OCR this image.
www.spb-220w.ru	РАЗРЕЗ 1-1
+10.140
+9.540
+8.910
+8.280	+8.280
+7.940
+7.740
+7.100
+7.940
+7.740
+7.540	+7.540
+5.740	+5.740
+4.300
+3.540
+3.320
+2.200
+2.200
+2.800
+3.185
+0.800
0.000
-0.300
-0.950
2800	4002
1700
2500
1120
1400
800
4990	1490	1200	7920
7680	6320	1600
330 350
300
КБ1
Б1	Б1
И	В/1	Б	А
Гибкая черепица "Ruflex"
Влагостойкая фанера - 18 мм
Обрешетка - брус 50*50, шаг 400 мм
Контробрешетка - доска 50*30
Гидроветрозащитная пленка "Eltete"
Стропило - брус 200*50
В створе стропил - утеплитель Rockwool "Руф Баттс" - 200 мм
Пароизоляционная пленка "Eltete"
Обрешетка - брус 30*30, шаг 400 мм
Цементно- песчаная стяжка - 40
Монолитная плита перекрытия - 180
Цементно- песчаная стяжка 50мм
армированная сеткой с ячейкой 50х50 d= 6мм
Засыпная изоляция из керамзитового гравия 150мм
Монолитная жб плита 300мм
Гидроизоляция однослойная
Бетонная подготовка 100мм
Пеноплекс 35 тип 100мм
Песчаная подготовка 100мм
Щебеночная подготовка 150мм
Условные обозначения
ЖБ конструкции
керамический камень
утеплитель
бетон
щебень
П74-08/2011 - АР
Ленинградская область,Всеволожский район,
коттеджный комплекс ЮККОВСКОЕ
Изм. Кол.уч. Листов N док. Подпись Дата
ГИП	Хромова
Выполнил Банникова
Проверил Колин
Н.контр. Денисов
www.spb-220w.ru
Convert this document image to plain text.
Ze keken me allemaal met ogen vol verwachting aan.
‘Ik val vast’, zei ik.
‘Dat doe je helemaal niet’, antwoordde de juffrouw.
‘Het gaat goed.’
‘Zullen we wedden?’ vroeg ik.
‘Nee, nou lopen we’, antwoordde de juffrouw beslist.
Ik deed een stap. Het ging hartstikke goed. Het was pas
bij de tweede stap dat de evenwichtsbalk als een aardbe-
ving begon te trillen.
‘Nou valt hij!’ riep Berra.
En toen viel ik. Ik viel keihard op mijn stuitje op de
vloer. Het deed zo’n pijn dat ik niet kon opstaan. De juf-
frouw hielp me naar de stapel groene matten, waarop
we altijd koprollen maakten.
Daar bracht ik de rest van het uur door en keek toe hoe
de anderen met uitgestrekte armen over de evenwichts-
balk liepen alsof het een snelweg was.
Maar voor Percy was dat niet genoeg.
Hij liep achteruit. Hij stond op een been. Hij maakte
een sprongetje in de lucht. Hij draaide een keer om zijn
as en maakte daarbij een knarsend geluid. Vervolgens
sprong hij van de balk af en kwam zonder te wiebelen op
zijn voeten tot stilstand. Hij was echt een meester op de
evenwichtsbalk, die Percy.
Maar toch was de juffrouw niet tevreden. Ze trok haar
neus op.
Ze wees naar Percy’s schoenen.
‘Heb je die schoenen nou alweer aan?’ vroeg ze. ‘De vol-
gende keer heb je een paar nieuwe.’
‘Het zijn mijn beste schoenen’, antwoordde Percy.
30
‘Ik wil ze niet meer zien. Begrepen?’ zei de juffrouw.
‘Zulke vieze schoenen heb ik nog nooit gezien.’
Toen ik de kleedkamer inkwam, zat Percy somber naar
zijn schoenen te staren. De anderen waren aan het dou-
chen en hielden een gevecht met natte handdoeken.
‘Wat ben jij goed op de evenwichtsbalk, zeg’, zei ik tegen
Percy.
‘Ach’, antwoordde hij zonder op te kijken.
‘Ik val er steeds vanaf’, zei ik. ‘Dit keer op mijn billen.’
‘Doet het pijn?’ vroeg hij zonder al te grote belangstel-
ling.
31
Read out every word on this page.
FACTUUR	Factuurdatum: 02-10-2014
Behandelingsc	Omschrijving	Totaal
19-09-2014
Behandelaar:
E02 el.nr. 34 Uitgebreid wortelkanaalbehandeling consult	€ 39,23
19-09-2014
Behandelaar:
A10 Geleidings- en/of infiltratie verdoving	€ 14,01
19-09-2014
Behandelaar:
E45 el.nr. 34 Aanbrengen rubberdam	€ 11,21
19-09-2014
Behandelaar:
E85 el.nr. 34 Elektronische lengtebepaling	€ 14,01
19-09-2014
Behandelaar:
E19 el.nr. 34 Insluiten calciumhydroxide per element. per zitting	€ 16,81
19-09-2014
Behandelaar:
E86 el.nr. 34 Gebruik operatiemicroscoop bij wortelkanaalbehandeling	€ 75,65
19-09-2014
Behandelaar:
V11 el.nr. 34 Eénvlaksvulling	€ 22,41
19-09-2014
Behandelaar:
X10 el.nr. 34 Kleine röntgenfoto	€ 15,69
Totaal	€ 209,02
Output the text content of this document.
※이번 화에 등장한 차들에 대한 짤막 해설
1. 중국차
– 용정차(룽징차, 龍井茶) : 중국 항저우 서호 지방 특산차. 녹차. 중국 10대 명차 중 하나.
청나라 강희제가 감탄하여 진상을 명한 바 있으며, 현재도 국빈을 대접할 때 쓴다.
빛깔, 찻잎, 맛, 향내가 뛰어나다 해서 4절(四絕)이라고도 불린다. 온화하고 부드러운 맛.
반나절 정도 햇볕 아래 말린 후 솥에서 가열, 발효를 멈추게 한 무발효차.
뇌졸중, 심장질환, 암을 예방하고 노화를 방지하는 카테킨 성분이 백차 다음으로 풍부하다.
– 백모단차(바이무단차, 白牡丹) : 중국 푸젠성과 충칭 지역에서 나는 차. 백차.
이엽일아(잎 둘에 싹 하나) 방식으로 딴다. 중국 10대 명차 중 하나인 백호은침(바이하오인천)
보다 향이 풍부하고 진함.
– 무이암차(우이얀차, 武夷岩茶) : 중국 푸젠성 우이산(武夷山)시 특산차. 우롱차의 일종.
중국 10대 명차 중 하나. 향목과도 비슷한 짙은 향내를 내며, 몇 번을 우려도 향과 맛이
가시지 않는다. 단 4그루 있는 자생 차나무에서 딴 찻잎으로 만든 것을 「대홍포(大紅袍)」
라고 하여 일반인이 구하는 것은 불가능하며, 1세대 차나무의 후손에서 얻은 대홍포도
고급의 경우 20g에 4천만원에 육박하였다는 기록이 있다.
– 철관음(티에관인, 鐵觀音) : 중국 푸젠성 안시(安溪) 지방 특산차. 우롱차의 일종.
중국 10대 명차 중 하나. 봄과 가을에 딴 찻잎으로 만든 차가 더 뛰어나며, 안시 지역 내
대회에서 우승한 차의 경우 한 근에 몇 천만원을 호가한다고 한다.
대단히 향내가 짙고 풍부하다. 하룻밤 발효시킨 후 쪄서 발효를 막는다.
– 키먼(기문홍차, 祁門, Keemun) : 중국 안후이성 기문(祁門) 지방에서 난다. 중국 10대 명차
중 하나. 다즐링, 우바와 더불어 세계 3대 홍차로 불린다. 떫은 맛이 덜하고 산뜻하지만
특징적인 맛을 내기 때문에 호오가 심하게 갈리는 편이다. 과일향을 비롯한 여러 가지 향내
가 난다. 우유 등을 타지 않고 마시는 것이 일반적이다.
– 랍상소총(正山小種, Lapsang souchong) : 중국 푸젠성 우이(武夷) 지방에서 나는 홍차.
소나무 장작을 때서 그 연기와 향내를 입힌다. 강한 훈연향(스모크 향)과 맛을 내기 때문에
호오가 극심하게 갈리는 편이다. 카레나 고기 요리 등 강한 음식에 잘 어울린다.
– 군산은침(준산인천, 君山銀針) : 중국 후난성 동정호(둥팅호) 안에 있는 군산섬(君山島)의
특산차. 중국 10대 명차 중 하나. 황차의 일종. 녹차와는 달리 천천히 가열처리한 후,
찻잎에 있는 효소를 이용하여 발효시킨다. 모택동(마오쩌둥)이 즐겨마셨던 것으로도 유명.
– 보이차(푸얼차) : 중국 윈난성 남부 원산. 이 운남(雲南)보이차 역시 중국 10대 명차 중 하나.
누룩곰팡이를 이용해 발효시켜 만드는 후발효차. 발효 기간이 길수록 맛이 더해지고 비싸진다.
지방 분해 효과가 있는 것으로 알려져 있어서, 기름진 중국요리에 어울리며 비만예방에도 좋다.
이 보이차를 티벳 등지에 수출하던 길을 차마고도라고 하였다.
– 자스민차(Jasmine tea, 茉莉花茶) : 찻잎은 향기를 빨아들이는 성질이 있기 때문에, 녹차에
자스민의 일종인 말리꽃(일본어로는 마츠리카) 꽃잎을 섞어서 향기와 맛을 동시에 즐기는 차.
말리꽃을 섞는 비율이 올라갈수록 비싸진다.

* _Goal of the exercise_
Give again only the lines of the material above that run from the one with "Output the text content of this document." through the end, both included, exactly as they appear.

* _The reply_
Output the text content of this document.
※이번 화에 등장한 차들에 대한 짤막 해설
1. 중국차
– 용정차(룽징차, 龍井茶) : 중국 항저우 서호 지방 특산차. 녹차. 중국 10대 명차 중 하나.
청나라 강희제가 감탄하여 진상을 명한 바 있으며, 현재도 국빈을 대접할 때 쓴다.
빛깔, 찻잎, 맛, 향내가 뛰어나다 해서 4절(四絕)이라고도 불린다. 온화하고 부드러운 맛.
반나절 정도 햇볕 아래 말린 후 솥에서 가열, 발효를 멈추게 한 무발효차.
뇌졸중, 심장질환, 암을 예방하고 노화를 방지하는 카테킨 성분이 백차 다음으로 풍부하다.
– 백모단차(바이무단차, 白牡丹) : 중국 푸젠성과 충칭 지역에서 나는 차. 백차.
이엽일아(잎 둘에 싹 하나) 방식으로 딴다. 중국 10대 명차 중 하나인 백호은침(바이하오인천)
보다 향이 풍부하고 진함.
– 무이암차(우이얀차, 武夷岩茶) : 중국 푸젠성 우이산(武夷山)시 특산차. 우롱차의 일종.
중국 10대 명차 중 하나. 향목과도 비슷한 짙은 향내를 내며, 몇 번을 우려도 향과 맛이
가시지 않는다. 단 4그루 있는 자생 차나무에서 딴 찻잎으로 만든 것을 「대홍포(大紅袍)」
라고 하여 일반인이 구하는 것은 불가능하며, 1세대 차나무의 후손에서 얻은 대홍포도
고급의 경우 20g에 4천만원에 육박하였다는 기록이 있다.
– 철관음(티에관인, 鐵觀音) : 중국 푸젠성 안시(安溪) 지방 특산차. 우롱차의 일종.
중국 10대 명차 중 하나. 봄과 가을에 딴 찻잎으로 만든 차가 더 뛰어나며, 안시 지역 내
대회에서 우승한 차의 경우 한 근에 몇 천만원을 호가한다고 한다.
대단히 향내가 짙고 풍부하다. 하룻밤 발효시킨 후 쪄서 발효를 막는다.
– 키먼(기문홍차, 祁門, Keemun) : 중국 안후이성 기문(祁門) 지방에서 난다. 중국 10대 명차
중 하나. 다즐링, 우바와 더불어 세계 3대 홍차로 불린다. 떫은 맛이 덜하고 산뜻하지만
특징적인 맛을 내기 때문에 호오가 심하게 갈리는 편이다. 과일향을 비롯한 여러 가지 향내
가 난다. 우유 등을 타지 않고 마시는 것이 일반적이다.
– 랍상소총(正山小種, Lapsang souchong) : 중국 푸젠성 우이(武夷) 지방에서 나는 홍차.
소나무 장작을 때서 그 연기와 향내를 입힌다. 강한 훈연향(스모크 향)과 맛을 내기 때문에
호오가 극심하게 갈리는 편이다. 카레나 고기 요리 등 강한 음식에 잘 어울린다.
– 군산은침(준산인천, 君山銀針) : 중국 후난성 동정호(둥팅호) 안에 있는 군산섬(君山島)의
특산차. 중국 10대 명차 중 하나. 황차의 일종. 녹차와는 달리 천천히 가열처리한 후,
찻잎에 있는 효소를 이용하여 발효시킨다. 모택동(마오쩌둥)이 즐겨마셨던 것으로도 유명.
– 보이차(푸얼차) : 중국 윈난성 남부 원산. 이 운남(雲南)보이차 역시 중국 10대 명차 중 하나.
누룩곰팡이를 이용해 발효시켜 만드는 후발효차. 발효 기간이 길수록 맛이 더해지고 비싸진다.
지방 분해 효과가 있는 것으로 알려져 있어서, 기름진 중국요리에 어울리며 비만예방에도 좋다.
이 보이차를 티벳 등지에 수출하던 길을 차마고도라고 하였다.
– 자스민차(Jasmine tea, 茉莉花茶) : 찻잎은 향기를 빨아들이는 성질이 있기 때문에, 녹차에
자스민의 일종인 말리꽃(일본어로는 마츠리카) 꽃잎을 섞어서 향기와 맛을 동시에 즐기는 차.
말리꽃을 섞는 비율이 올라갈수록 비싸진다.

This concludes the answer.